Tally the lines holding "Sources" and state only that figure.

+++ PROVIDED ENTRIES +++

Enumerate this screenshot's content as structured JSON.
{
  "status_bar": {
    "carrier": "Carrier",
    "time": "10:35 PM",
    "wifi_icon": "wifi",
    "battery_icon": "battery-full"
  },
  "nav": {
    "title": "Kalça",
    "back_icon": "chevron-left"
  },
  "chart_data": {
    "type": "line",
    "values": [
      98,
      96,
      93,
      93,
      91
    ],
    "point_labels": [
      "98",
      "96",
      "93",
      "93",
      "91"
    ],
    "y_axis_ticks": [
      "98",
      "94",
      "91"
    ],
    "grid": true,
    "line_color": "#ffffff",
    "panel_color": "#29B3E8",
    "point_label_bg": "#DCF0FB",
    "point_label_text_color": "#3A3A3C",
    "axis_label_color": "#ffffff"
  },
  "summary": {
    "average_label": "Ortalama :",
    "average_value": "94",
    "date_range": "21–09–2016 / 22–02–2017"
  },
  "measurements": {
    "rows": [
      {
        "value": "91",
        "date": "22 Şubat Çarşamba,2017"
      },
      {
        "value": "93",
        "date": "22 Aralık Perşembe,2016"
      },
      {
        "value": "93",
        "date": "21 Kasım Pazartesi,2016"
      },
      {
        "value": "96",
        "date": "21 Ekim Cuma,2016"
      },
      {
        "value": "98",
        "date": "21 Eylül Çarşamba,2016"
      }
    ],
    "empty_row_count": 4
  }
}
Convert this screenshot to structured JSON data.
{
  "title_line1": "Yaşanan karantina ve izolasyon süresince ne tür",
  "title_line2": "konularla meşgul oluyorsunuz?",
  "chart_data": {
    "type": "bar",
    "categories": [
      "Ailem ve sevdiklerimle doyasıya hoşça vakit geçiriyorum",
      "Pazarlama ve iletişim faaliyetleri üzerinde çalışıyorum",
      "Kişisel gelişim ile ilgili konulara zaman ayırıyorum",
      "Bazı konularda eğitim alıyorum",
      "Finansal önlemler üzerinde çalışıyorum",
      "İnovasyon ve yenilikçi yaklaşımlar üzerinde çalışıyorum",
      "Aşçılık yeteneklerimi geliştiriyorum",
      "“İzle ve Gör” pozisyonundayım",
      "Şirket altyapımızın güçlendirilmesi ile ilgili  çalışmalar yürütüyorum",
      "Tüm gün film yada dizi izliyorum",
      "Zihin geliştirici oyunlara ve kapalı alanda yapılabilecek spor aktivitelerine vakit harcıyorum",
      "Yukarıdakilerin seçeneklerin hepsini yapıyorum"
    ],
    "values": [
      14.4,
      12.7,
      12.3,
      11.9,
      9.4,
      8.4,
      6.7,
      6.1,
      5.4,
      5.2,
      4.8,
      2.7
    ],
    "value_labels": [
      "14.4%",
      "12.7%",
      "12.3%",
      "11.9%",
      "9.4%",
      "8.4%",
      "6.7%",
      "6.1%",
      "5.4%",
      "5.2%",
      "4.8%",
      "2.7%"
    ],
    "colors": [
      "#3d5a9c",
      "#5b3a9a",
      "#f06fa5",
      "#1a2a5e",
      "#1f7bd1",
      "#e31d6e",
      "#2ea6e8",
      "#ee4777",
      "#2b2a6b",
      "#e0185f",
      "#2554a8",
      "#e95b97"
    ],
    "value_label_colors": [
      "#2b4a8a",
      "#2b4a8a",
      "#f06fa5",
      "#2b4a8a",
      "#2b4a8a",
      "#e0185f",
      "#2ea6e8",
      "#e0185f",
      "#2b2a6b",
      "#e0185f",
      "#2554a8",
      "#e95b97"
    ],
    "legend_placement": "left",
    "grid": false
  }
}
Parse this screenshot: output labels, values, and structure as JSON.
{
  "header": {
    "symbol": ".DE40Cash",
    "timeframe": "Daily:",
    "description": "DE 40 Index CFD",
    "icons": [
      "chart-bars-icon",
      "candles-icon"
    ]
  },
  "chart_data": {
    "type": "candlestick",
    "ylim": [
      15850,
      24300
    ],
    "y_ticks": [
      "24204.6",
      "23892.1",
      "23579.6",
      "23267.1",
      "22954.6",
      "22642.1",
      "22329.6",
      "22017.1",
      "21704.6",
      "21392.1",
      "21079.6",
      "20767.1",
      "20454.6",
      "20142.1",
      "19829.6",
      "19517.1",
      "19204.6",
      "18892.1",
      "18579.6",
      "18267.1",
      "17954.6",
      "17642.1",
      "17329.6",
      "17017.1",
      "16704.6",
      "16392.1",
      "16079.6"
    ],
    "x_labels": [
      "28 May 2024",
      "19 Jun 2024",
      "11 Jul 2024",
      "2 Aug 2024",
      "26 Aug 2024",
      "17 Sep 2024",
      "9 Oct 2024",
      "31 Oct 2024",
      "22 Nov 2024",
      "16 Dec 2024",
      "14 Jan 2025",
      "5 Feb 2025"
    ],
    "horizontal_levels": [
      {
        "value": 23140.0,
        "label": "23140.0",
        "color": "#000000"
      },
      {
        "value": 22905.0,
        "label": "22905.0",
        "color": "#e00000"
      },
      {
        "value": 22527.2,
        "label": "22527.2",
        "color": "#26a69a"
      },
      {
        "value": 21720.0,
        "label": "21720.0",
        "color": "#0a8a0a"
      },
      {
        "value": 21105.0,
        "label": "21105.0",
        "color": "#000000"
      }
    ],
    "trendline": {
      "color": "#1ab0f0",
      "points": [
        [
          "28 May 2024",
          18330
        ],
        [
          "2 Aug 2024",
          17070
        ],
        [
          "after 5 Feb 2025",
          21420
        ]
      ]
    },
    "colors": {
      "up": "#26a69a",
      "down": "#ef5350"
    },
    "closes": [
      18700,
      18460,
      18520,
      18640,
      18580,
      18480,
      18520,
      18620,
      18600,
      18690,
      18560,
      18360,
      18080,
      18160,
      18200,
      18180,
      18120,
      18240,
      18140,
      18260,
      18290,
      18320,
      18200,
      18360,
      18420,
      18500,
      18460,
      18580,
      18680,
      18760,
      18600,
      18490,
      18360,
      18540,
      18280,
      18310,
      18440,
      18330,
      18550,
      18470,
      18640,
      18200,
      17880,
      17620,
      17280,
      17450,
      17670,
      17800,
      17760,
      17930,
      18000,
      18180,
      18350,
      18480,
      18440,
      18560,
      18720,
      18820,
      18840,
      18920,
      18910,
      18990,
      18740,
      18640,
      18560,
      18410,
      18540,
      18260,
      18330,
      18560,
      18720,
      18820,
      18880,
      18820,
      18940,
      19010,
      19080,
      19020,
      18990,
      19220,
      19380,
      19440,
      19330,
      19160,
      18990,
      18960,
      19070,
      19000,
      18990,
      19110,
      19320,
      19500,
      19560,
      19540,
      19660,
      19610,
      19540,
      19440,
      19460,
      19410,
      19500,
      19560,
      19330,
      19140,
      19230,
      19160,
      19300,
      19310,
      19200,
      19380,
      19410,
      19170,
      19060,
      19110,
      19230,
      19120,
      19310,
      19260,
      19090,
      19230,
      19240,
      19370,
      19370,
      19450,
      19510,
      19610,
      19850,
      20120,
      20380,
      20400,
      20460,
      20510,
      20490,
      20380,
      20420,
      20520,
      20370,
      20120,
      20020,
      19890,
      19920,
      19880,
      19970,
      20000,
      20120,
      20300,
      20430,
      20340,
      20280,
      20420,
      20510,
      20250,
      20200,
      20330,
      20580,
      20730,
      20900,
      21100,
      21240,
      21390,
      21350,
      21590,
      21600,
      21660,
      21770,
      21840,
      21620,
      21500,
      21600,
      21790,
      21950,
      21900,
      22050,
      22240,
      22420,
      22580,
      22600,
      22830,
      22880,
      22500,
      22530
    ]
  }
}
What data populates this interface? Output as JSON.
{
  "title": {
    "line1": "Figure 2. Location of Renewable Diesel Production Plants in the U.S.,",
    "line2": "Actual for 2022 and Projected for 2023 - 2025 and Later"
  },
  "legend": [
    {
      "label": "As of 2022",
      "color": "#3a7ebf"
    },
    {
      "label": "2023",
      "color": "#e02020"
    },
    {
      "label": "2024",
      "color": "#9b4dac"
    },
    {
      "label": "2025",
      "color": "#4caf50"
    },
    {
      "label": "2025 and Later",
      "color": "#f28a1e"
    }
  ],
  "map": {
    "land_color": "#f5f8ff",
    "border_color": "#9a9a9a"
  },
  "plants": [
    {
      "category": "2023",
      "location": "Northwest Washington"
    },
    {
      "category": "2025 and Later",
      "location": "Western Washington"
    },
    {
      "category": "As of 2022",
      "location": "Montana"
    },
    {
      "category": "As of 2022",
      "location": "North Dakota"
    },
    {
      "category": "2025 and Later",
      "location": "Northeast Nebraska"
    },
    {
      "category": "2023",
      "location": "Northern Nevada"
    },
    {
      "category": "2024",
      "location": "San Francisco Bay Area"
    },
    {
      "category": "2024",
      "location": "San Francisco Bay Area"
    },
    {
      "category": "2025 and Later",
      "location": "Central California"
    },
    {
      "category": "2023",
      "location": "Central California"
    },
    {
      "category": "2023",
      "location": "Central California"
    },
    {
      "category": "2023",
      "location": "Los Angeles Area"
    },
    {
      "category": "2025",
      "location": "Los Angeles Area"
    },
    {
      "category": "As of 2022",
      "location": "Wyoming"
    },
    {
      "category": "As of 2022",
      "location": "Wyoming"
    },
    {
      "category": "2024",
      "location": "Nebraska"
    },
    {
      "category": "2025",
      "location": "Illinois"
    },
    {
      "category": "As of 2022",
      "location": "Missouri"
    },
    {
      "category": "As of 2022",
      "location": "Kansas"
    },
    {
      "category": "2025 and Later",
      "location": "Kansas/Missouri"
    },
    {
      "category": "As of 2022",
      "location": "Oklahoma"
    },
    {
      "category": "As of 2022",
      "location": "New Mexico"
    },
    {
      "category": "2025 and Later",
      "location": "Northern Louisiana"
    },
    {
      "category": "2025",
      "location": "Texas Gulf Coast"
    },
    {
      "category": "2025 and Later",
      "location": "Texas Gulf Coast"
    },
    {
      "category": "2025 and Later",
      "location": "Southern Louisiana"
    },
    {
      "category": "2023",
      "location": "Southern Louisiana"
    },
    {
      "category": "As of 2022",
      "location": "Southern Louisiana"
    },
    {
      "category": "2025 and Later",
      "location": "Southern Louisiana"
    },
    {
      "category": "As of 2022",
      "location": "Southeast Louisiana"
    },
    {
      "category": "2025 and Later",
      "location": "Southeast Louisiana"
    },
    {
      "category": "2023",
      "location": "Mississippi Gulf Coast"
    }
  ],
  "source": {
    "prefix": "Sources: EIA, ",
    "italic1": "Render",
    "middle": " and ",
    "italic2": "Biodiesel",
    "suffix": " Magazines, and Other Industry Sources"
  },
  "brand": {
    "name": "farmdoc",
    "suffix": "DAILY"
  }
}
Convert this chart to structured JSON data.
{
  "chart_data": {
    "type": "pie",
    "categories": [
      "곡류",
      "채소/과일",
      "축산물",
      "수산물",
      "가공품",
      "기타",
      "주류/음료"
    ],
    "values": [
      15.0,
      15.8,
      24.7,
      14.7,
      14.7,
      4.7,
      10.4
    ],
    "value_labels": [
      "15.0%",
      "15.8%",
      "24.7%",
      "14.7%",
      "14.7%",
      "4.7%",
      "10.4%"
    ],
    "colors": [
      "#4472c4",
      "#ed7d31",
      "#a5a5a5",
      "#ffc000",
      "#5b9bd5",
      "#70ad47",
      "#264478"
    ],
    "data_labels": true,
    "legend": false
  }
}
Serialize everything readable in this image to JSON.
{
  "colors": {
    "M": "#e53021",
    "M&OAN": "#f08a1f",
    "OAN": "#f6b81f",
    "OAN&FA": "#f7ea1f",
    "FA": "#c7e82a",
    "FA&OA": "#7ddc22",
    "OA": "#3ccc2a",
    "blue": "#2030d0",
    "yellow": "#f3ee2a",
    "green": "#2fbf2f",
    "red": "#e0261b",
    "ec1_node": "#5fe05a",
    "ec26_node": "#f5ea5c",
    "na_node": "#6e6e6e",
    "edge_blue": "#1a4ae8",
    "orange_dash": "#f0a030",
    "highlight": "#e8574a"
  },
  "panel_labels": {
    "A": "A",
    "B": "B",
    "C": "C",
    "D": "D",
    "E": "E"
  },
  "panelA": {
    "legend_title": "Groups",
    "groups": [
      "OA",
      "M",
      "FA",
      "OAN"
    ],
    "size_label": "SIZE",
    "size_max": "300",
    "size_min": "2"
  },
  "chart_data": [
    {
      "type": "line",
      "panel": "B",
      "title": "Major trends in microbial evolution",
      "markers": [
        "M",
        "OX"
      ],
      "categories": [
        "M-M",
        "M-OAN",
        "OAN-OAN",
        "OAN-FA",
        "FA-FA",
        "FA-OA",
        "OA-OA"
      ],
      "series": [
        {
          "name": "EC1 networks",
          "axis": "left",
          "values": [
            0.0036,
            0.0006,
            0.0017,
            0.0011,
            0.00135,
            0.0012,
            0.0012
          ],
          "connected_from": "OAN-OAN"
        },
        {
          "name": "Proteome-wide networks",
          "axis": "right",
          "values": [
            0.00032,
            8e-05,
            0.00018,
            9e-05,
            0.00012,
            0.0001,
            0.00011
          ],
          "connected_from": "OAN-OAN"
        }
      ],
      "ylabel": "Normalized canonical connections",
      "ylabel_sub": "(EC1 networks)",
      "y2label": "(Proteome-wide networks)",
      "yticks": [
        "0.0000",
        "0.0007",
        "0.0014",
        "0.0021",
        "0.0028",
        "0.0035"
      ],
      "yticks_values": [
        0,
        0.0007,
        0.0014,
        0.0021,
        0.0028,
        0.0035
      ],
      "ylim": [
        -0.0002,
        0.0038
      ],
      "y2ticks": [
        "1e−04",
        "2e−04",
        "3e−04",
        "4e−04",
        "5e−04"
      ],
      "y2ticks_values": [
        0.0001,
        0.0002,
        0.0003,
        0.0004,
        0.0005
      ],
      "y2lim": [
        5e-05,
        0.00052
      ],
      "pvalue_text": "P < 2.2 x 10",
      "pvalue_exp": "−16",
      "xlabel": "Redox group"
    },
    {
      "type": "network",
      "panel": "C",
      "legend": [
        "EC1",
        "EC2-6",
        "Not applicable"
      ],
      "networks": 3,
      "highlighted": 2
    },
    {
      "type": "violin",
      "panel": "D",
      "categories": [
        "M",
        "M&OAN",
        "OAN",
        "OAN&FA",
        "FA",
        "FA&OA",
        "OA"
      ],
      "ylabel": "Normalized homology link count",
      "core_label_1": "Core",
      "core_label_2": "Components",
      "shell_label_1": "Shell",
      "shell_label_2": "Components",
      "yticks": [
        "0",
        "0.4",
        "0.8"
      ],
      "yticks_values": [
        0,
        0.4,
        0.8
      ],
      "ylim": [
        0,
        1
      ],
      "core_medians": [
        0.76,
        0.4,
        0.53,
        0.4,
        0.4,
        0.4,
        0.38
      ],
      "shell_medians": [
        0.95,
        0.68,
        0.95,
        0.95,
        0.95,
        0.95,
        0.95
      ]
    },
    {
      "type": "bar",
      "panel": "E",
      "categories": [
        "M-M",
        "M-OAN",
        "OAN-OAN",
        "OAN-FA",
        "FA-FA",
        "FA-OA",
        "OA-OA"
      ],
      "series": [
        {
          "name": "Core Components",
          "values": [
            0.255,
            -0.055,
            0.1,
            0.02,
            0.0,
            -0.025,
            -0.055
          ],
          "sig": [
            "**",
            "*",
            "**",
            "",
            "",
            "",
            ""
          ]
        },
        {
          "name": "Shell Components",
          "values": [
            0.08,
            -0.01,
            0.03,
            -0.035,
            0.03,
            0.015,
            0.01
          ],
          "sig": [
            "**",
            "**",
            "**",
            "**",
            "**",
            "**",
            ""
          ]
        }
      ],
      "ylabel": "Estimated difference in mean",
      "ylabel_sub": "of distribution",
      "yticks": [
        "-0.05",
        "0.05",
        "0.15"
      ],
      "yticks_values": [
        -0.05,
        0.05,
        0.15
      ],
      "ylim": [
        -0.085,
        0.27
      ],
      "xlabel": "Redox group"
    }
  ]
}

+++

ANSWER FOR THE TASK: 2